> **What you have to do**
Only lines with the string "into" matter here; gather them from the material below.
>> Begin Records shown
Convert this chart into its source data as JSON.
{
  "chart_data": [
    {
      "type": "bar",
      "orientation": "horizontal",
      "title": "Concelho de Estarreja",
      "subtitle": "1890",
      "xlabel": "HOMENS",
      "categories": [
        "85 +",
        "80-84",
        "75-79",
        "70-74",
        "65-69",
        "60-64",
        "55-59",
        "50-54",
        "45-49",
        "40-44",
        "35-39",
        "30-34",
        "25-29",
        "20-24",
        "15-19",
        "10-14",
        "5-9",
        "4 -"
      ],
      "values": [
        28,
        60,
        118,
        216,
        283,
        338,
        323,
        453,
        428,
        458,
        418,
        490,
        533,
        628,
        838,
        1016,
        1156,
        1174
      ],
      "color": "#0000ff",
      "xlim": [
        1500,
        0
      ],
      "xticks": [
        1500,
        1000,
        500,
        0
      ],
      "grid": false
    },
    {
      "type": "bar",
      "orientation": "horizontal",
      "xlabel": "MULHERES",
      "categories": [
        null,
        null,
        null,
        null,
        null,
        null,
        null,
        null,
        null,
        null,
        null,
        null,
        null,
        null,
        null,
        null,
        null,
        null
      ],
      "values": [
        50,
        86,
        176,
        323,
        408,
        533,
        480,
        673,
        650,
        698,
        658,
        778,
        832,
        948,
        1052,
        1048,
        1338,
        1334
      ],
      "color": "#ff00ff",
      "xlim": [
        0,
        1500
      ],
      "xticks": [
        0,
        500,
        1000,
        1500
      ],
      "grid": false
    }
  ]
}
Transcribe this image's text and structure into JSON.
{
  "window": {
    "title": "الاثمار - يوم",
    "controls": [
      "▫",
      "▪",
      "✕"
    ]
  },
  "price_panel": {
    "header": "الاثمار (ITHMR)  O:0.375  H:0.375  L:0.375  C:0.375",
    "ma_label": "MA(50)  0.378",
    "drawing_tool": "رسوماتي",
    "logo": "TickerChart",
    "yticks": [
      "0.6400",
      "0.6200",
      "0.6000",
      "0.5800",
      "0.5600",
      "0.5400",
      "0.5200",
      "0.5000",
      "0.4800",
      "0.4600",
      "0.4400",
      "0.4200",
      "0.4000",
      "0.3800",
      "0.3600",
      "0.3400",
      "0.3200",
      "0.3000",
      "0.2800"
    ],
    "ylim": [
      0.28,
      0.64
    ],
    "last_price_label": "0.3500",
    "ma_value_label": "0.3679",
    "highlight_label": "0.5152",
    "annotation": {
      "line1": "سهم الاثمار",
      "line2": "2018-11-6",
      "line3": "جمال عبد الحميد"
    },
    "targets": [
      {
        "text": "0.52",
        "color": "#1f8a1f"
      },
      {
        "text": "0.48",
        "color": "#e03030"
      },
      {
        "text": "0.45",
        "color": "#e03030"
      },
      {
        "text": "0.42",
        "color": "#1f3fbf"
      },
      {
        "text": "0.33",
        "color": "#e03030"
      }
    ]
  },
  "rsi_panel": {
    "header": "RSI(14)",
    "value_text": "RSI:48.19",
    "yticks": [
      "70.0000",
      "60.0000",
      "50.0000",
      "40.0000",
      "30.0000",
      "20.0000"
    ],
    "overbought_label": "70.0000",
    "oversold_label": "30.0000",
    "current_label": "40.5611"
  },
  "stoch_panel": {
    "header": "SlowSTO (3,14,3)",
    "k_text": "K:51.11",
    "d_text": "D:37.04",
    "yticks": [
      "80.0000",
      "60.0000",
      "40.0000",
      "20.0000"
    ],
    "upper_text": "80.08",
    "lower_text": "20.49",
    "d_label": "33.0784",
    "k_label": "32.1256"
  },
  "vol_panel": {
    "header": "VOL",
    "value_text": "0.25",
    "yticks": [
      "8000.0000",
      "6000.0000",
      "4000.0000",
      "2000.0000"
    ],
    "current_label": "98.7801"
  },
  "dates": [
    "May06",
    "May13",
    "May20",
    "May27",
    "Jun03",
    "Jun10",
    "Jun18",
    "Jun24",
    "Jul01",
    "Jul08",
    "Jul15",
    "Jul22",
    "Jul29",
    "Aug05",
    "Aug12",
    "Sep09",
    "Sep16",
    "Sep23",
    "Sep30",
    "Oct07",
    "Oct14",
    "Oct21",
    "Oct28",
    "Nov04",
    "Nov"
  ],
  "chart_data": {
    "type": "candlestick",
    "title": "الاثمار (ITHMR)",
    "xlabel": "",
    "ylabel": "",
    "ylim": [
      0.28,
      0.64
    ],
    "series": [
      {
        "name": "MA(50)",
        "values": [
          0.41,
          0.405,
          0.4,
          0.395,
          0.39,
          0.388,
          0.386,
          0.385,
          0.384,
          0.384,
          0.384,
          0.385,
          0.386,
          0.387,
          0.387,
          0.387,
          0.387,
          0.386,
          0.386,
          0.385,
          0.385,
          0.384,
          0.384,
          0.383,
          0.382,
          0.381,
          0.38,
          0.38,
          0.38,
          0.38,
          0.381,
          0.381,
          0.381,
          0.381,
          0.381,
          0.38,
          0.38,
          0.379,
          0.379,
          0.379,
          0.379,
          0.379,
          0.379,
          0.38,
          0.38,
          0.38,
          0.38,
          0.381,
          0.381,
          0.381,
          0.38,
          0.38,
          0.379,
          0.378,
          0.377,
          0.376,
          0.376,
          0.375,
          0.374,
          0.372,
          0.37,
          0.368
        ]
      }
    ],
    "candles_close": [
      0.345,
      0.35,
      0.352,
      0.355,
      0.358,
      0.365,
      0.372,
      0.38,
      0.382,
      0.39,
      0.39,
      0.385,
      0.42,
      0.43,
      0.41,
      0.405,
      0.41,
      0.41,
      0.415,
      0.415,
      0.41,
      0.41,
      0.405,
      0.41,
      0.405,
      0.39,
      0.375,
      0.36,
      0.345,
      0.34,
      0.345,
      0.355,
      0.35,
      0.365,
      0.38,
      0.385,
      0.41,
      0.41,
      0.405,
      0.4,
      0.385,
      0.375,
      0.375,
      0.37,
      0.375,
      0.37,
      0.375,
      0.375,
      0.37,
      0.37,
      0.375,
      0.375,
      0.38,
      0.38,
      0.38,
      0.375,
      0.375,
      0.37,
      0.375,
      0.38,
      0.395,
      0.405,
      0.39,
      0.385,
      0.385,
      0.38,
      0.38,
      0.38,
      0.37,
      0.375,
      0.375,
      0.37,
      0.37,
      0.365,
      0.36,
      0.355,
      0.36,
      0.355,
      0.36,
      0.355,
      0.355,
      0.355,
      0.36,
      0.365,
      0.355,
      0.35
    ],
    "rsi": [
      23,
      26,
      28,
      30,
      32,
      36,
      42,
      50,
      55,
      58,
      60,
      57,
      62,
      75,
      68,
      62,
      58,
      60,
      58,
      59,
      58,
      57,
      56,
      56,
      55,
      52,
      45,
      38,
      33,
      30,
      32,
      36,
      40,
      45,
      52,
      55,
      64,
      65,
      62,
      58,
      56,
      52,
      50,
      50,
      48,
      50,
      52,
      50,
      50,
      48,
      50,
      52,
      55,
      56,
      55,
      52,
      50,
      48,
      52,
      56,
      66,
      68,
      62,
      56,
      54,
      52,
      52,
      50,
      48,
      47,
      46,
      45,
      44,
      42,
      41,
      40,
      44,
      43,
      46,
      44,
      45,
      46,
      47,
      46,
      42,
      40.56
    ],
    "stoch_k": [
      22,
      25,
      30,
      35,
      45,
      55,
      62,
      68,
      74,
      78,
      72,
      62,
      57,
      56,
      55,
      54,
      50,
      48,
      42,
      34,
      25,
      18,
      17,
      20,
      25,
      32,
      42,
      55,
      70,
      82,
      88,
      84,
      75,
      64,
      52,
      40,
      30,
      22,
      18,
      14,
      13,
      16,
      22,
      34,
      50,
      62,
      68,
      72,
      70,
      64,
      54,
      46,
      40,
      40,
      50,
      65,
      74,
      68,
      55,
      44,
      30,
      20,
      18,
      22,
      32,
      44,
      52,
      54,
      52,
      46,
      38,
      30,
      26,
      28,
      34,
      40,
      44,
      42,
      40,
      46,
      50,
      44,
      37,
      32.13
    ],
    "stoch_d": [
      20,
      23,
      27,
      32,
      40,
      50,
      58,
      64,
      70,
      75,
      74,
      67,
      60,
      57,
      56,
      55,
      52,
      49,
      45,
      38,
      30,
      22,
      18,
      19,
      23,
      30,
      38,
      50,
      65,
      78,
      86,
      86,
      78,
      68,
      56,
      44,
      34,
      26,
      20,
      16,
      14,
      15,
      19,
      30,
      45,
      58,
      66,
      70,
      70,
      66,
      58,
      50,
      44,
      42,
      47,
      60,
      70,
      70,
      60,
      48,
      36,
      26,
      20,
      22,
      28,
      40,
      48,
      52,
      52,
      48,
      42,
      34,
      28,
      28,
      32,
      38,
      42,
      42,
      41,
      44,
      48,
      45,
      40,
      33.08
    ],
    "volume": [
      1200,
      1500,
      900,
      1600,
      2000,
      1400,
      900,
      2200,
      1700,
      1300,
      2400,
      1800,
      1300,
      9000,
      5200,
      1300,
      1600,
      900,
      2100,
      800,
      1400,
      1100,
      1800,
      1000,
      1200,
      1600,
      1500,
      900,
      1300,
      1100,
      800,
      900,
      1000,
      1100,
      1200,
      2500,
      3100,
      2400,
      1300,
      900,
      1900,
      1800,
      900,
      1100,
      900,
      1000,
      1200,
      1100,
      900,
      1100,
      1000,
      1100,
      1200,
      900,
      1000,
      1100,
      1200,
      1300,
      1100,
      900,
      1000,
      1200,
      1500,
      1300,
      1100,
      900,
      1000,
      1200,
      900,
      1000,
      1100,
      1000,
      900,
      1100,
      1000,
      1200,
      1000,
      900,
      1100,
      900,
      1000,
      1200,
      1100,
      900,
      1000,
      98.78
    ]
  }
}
>> End Records shown
> **The response**
Convert this chart into its source data as JSON.
Transcribe this image's text and structure into JSON.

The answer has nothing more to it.